> **Request**: Go through the listing and write out all of it exactly.

— Start Supplied records —

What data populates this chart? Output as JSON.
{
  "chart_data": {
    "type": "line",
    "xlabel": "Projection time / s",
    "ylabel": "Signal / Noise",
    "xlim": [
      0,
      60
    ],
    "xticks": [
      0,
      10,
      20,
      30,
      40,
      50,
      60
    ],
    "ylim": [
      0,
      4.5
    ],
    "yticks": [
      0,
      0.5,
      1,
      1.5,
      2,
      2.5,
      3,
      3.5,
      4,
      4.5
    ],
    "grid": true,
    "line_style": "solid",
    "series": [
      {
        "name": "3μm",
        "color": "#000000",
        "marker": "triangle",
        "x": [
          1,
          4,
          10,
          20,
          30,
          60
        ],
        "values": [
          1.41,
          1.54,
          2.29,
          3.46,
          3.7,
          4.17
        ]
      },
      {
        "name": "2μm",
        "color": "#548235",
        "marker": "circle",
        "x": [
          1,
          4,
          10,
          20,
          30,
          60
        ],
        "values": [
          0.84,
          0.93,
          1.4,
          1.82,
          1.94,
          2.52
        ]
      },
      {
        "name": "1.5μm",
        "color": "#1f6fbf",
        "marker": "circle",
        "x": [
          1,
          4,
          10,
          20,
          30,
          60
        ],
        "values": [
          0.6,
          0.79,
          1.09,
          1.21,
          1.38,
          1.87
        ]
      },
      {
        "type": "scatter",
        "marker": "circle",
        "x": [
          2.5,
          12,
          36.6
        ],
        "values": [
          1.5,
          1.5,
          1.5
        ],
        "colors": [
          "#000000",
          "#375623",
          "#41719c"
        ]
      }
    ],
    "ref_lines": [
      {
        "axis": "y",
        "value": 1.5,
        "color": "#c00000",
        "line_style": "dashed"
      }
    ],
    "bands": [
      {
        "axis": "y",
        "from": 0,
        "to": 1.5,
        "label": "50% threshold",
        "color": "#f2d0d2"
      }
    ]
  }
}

— End Supplied records —

> **Written response**:
What data populates this chart? Output as JSON.
{
  "chart_data": {
    "type": "line",
    "xlabel": "Projection time / s",
    "ylabel": "Signal / Noise",
    "xlim": [
      0,
      60
    ],
    "xticks": [
      0,
      10,
      20,
      30,
      40,
      50,
      60
    ],
    "ylim": [
      0,
      4.5
    ],
    "yticks": [
      0,
      0.5,
      1,
      1.5,
      2,
      2.5,
      3,
      3.5,
      4,
      4.5
    ],
    "grid": true,
    "line_style": "solid",
    "series": [
      {
        "name": "3μm",
        "color": "#000000",
        "marker": "triangle",
        "x": [
          1,
          4,
          10,
          20,
          30,
          60
        ],
        "values": [
          1.41,
          1.54,
          2.29,
          3.46,
          3.7,
          4.17
        ]
      },
      {
        "name": "2μm",
        "color": "#548235",
        "marker": "circle",
        "x": [
          1,
          4,
          10,
          20,
          30,
          60
        ],
        "values": [
          0.84,
          0.93,
          1.4,
          1.82,
          1.94,
          2.52
        ]
      },
      {
        "name": "1.5μm",
        "color": "#1f6fbf",
        "marker": "circle",
        "x": [
          1,
          4,
          10,
          20,
          30,
          60
        ],
        "values": [
          0.6,
          0.79,
          1.09,
          1.21,
          1.38,
          1.87
        ]
      },
      {
        "type": "scatter",
        "marker": "circle",
        "x": [
          2.5,
          12,
          36.6
        ],
        "values": [
          1.5,
          1.5,
          1.5
        ],
        "colors": [
          "#000000",
          "#375623",
          "#41719c"
        ]
      }
    ],
    "ref_lines": [
      {
        "axis": "y",
        "value": 1.5,
        "color": "#c00000",
        "line_style": "dashed"
      }
    ],
    "bands": [
      {
        "axis": "y",
        "from": 0,
        "to": 1.5,
        "label": "50% threshold",
        "color": "#f2d0d2"
      }
    ]
  }
}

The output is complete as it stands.